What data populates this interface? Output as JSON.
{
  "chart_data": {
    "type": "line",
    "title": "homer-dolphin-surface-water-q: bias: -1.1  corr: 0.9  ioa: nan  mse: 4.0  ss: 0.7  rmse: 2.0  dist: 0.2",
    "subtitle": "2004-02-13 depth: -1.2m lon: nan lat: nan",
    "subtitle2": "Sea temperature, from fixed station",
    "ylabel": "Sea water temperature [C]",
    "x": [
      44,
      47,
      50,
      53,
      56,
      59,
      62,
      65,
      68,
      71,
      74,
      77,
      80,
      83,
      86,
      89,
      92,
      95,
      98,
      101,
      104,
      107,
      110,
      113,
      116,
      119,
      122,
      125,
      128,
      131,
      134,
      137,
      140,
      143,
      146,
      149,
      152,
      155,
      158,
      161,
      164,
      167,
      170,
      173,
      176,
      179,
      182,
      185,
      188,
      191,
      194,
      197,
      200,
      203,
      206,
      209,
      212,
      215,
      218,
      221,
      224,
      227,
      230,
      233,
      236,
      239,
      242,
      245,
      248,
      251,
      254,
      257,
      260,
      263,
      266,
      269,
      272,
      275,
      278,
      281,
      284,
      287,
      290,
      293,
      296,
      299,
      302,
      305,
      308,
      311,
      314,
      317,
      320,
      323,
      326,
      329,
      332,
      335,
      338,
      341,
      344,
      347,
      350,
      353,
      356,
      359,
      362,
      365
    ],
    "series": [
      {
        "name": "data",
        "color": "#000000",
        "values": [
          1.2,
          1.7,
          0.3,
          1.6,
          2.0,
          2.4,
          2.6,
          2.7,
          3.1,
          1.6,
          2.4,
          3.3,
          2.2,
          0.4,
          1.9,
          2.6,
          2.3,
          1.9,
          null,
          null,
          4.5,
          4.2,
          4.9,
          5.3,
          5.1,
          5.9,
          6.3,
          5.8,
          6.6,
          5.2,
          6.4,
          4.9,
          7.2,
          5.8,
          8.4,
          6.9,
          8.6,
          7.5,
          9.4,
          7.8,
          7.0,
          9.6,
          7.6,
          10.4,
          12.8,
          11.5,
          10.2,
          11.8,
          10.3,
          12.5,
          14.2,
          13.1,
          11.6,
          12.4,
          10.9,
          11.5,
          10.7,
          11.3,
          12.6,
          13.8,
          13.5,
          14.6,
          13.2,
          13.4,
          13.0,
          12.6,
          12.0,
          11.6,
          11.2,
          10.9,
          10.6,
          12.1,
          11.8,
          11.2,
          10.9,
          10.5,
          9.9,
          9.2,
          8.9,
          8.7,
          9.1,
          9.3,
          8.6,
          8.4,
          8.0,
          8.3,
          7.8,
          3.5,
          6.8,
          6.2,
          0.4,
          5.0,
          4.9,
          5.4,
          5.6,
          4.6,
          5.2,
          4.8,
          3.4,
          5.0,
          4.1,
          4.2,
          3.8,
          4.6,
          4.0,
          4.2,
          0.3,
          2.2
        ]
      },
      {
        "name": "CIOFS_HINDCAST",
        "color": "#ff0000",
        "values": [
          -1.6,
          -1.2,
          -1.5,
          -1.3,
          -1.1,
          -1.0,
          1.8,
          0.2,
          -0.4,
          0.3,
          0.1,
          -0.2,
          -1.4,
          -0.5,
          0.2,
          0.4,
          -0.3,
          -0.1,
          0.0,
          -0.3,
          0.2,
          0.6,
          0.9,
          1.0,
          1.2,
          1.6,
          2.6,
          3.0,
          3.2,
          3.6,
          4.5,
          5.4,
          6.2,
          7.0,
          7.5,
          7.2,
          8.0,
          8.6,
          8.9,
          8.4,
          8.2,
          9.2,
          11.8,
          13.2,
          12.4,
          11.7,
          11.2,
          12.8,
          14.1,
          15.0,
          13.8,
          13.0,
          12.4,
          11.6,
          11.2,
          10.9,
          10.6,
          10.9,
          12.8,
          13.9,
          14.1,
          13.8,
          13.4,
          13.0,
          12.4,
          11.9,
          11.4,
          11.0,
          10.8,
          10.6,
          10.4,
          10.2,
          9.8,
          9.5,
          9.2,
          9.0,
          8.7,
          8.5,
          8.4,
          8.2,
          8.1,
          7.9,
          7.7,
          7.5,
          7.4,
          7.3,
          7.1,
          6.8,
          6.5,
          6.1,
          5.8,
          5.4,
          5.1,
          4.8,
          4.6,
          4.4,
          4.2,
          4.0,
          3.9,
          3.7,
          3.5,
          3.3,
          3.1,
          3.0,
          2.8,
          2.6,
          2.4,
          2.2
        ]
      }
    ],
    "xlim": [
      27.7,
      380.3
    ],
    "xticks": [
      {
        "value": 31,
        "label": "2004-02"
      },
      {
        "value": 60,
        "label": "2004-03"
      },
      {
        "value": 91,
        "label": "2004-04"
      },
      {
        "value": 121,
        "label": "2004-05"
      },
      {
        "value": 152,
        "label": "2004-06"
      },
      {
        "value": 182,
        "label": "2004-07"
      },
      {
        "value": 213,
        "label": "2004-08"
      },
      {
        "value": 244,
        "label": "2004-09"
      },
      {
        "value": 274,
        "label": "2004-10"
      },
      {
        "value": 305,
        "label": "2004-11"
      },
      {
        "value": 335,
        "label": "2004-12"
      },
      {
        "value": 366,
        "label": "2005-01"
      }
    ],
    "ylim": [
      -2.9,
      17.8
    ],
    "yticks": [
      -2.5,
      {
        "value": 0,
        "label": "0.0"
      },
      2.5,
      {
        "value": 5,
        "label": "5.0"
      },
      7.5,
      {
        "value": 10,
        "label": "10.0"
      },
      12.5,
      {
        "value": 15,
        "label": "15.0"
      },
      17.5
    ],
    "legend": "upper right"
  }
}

++++

Stated problem> Gather and copy every line of the data in which the string "temperature" is found.

Solution to the exercise>
    "subtitle2": "Sea temperature, from fixed station",
    "ylabel": "Sea water temperature [C]",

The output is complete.